◆ Exercise details ◆
Print every record below exactly as written.

** start of Task input **

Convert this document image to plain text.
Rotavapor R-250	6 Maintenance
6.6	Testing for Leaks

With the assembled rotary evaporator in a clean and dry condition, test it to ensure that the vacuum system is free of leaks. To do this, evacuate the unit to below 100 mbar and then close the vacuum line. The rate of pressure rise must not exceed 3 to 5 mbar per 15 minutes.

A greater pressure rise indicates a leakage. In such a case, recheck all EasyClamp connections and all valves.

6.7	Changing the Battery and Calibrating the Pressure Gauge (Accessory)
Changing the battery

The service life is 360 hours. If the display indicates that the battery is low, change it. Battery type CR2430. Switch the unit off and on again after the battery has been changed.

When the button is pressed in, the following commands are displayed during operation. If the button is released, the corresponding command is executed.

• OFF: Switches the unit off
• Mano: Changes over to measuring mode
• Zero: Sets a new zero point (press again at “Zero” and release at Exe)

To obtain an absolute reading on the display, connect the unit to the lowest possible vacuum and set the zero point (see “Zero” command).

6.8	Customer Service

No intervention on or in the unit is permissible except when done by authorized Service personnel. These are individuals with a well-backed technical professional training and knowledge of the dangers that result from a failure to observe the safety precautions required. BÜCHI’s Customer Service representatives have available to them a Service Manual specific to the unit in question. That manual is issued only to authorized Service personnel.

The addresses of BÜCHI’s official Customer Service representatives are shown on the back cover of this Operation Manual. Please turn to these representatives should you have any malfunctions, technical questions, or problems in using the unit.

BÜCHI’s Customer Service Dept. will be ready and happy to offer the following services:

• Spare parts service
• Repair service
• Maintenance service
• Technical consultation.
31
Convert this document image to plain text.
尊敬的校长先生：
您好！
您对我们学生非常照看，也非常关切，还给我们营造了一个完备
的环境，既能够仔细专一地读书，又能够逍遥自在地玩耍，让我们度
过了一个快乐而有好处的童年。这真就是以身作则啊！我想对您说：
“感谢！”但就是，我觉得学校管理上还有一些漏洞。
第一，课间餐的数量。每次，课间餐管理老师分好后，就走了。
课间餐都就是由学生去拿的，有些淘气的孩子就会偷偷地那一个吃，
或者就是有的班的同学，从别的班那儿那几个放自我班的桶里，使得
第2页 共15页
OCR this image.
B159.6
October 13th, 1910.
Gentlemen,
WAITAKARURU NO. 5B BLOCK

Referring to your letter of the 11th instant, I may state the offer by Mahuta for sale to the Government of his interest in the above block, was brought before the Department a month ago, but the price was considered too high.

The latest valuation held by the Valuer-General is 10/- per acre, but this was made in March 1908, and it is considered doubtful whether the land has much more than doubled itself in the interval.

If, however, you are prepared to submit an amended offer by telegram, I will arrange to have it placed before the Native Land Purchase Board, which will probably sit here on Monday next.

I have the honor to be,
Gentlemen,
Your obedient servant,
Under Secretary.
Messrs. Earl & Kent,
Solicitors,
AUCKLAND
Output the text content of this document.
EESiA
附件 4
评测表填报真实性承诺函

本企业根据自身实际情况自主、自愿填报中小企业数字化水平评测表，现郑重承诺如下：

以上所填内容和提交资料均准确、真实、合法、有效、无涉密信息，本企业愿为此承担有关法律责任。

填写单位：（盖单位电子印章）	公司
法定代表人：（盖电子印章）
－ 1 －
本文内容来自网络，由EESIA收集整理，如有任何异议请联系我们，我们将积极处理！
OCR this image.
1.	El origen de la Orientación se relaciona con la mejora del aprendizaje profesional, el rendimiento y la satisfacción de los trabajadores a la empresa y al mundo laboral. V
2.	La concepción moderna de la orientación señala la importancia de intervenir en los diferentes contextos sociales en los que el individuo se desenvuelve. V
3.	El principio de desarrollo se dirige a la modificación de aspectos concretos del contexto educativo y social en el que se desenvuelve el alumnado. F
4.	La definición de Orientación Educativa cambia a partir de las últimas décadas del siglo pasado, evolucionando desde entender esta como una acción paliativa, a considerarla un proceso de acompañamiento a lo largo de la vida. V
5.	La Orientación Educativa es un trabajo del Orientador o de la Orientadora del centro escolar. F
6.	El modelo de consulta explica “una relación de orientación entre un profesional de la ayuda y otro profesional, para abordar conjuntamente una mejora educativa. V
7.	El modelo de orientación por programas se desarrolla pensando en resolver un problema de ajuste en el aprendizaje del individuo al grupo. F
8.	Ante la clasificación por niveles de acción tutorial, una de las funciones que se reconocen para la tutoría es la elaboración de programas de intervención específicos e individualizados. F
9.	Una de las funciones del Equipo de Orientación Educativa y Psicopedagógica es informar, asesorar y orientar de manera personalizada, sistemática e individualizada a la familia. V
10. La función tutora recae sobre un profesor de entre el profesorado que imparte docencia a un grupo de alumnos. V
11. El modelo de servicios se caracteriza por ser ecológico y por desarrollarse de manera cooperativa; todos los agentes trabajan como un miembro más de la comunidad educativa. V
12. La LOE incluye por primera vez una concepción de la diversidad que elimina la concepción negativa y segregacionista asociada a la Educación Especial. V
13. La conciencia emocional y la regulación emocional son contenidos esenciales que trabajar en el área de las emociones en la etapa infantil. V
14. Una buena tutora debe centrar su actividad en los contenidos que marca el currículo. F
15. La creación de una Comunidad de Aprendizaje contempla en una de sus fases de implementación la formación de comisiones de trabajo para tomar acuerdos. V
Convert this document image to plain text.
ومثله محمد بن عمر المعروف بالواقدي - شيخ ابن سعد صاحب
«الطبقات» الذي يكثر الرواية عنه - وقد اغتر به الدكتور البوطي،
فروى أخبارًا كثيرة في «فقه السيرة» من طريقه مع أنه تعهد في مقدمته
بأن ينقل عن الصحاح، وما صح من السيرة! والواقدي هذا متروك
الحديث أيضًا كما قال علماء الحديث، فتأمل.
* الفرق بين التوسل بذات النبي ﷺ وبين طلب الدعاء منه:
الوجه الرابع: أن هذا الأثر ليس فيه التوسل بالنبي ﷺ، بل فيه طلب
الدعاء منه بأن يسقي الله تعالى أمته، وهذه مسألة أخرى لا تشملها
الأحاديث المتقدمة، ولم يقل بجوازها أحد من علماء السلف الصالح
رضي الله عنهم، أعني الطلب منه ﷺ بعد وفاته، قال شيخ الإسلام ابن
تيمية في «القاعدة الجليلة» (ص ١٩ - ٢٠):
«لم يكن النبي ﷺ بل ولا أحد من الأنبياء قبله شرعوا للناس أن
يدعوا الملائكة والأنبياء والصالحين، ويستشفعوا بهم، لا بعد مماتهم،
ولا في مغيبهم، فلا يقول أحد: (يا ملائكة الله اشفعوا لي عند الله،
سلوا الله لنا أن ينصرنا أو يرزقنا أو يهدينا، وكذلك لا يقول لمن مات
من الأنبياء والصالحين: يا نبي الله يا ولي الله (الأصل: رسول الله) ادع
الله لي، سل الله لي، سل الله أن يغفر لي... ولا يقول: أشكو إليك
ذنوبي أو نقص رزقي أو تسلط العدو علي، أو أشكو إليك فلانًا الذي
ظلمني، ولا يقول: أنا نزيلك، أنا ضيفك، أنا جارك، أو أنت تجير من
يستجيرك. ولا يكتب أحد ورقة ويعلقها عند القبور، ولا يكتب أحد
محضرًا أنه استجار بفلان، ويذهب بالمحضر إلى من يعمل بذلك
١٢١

** end of Task input **

◆ Correct answer ◆
Convert this document image to plain text.
Rotavapor R-250	6 Maintenance
6.6	Testing for Leaks

With the assembled rotary evaporator in a clean and dry condition, test it to ensure that the vacuum system is free of leaks. To do this, evacuate the unit to below 100 mbar and then close the vacuum line. The rate of pressure rise must not exceed 3 to 5 mbar per 15 minutes.

A greater pressure rise indicates a leakage. In such a case, recheck all EasyClamp connections and all valves.

6.7	Changing the Battery and Calibrating the Pressure Gauge (Accessory)
Changing the battery

The service life is 360 hours. If the display indicates that the battery is low, change it. Battery type CR2430. Switch the unit off and on again after the battery has been changed.

When the button is pressed in, the following commands are displayed during operation. If the button is released, the corresponding command is executed.

• OFF: Switches the unit off
• Mano: Changes over to measuring mode
• Zero: Sets a new zero point (press again at “Zero” and release at Exe)

To obtain an absolute reading on the display, connect the unit to the lowest possible vacuum and set the zero point (see “Zero” command).

6.8	Customer Service

No intervention on or in the unit is permissible except when done by authorized Service personnel. These are individuals with a well-backed technical professional training and knowledge of the dangers that result from a failure to observe the safety precautions required. BÜCHI’s Customer Service representatives have available to them a Service Manual specific to the unit in question. That manual is issued only to authorized Service personnel.

The addresses of BÜCHI’s official Customer Service representatives are shown on the back cover of this Operation Manual. Please turn to these representatives should you have any malfunctions, technical questions, or problems in using the unit.

BÜCHI’s Customer Service Dept. will be ready and happy to offer the following services:

• Spare parts service
• Repair service
• Maintenance service
• Technical consultation.
31
Convert this document image to plain text.
尊敬的校长先生：
您好！
您对我们学生非常照看，也非常关切，还给我们营造了一个完备
的环境，既能够仔细专一地读书，又能够逍遥自在地玩耍，让我们度
过了一个快乐而有好处的童年。这真就是以身作则啊！我想对您说：
“感谢！”但就是，我觉得学校管理上还有一些漏洞。
第一，课间餐的数量。每次，课间餐管理老师分好后，就走了。
课间餐都就是由学生去拿的，有些淘气的孩子就会偷偷地那一个吃，
或者就是有的班的同学，从别的班那儿那几个放自我班的桶里，使得
第2页 共15页
OCR this image.
B159.6
October 13th, 1910.
Gentlemen,
WAITAKARURU NO. 5B BLOCK

Referring to your letter of the 11th instant, I may state the offer by Mahuta for sale to the Government of his interest in the above block, was brought before the Department a month ago, but the price was considered too high.

The latest valuation held by the Valuer-General is 10/- per acre, but this was made in March 1908, and it is considered doubtful whether the land has much more than doubled itself in the interval.

If, however, you are prepared to submit an amended offer by telegram, I will arrange to have it placed before the Native Land Purchase Board, which will probably sit here on Monday next.

I have the honor to be,
Gentlemen,
Your obedient servant,
Under Secretary.
Messrs. Earl & Kent,
Solicitors,
AUCKLAND
Output the text content of this document.
EESiA
附件 4
评测表填报真实性承诺函

本企业根据自身实际情况自主、自愿填报中小企业数字化水平评测表，现郑重承诺如下：

以上所填内容和提交资料均准确、真实、合法、有效、无涉密信息，本企业愿为此承担有关法律责任。

填写单位：（盖单位电子印章）	公司
法定代表人：（盖电子印章）
－ 1 －
本文内容来自网络，由EESIA收集整理，如有任何异议请联系我们，我们将积极处理！
OCR this image.
1.	El origen de la Orientación se relaciona con la mejora del aprendizaje profesional, el rendimiento y la satisfacción de los trabajadores a la empresa y al mundo laboral. V
2.	La concepción moderna de la orientación señala la importancia de intervenir en los diferentes contextos sociales en los que el individuo se desenvuelve. V
3.	El principio de desarrollo se dirige a la modificación de aspectos concretos del contexto educativo y social en el que se desenvuelve el alumnado. F
4.	La definición de Orientación Educativa cambia a partir de las últimas décadas del siglo pasado, evolucionando desde entender esta como una acción paliativa, a considerarla un proceso de acompañamiento a lo largo de la vida. V
5.	La Orientación Educativa es un trabajo del Orientador o de la Orientadora del centro escolar. F
6.	El modelo de consulta explica “una relación de orientación entre un profesional de la ayuda y otro profesional, para abordar conjuntamente una mejora educativa. V
7.	El modelo de orientación por programas se desarrolla pensando en resolver un problema de ajuste en el aprendizaje del individuo al grupo. F
8.	Ante la clasificación por niveles de acción tutorial, una de las funciones que se reconocen para la tutoría es la elaboración de programas de intervención específicos e individualizados. F
9.	Una de las funciones del Equipo de Orientación Educativa y Psicopedagógica es informar, asesorar y orientar de manera personalizada, sistemática e individualizada a la familia. V
10. La función tutora recae sobre un profesor de entre el profesorado que imparte docencia a un grupo de alumnos. V
11. El modelo de servicios se caracteriza por ser ecológico y por desarrollarse de manera cooperativa; todos los agentes trabajan como un miembro más de la comunidad educativa. V
12. La LOE incluye por primera vez una concepción de la diversidad que elimina la concepción negativa y segregacionista asociada a la Educación Especial. V
13. La conciencia emocional y la regulación emocional son contenidos esenciales que trabajar en el área de las emociones en la etapa infantil. V
14. Una buena tutora debe centrar su actividad en los contenidos que marca el currículo. F
15. La creación de una Comunidad de Aprendizaje contempla en una de sus fases de implementación la formación de comisiones de trabajo para tomar acuerdos. V
Convert this document image to plain text.
ومثله محمد بن عمر المعروف بالواقدي - شيخ ابن سعد صاحب
«الطبقات» الذي يكثر الرواية عنه - وقد اغتر به الدكتور البوطي،
فروى أخبارًا كثيرة في «فقه السيرة» من طريقه مع أنه تعهد في مقدمته
بأن ينقل عن الصحاح، وما صح من السيرة! والواقدي هذا متروك
الحديث أيضًا كما قال علماء الحديث، فتأمل.
* الفرق بين التوسل بذات النبي ﷺ وبين طلب الدعاء منه:
الوجه الرابع: أن هذا الأثر ليس فيه التوسل بالنبي ﷺ، بل فيه طلب
الدعاء منه بأن يسقي الله تعالى أمته، وهذه مسألة أخرى لا تشملها
الأحاديث المتقدمة، ولم يقل بجوازها أحد من علماء السلف الصالح
رضي الله عنهم، أعني الطلب منه ﷺ بعد وفاته، قال شيخ الإسلام ابن
تيمية في «القاعدة الجليلة» (ص ١٩ - ٢٠):
«لم يكن النبي ﷺ بل ولا أحد من الأنبياء قبله شرعوا للناس أن
يدعوا الملائكة والأنبياء والصالحين، ويستشفعوا بهم، لا بعد مماتهم،
ولا في مغيبهم، فلا يقول أحد: (يا ملائكة الله اشفعوا لي عند الله،
سلوا الله لنا أن ينصرنا أو يرزقنا أو يهدينا، وكذلك لا يقول لمن مات
من الأنبياء والصالحين: يا نبي الله يا ولي الله (الأصل: رسول الله) ادع
الله لي، سل الله لي، سل الله أن يغفر لي... ولا يقول: أشكو إليك
ذنوبي أو نقص رزقي أو تسلط العدو علي، أو أشكو إليك فلانًا الذي
ظلمني، ولا يقول: أنا نزيلك، أنا ضيفك، أنا جارك، أو أنت تجير من
يستجيرك. ولا يكتب أحد ورقة ويعلقها عند القبور، ولا يكتب أحد
محضرًا أنه استجار بفلان، ويذهب بالمحضر إلى من يعمل بذلك
١٢١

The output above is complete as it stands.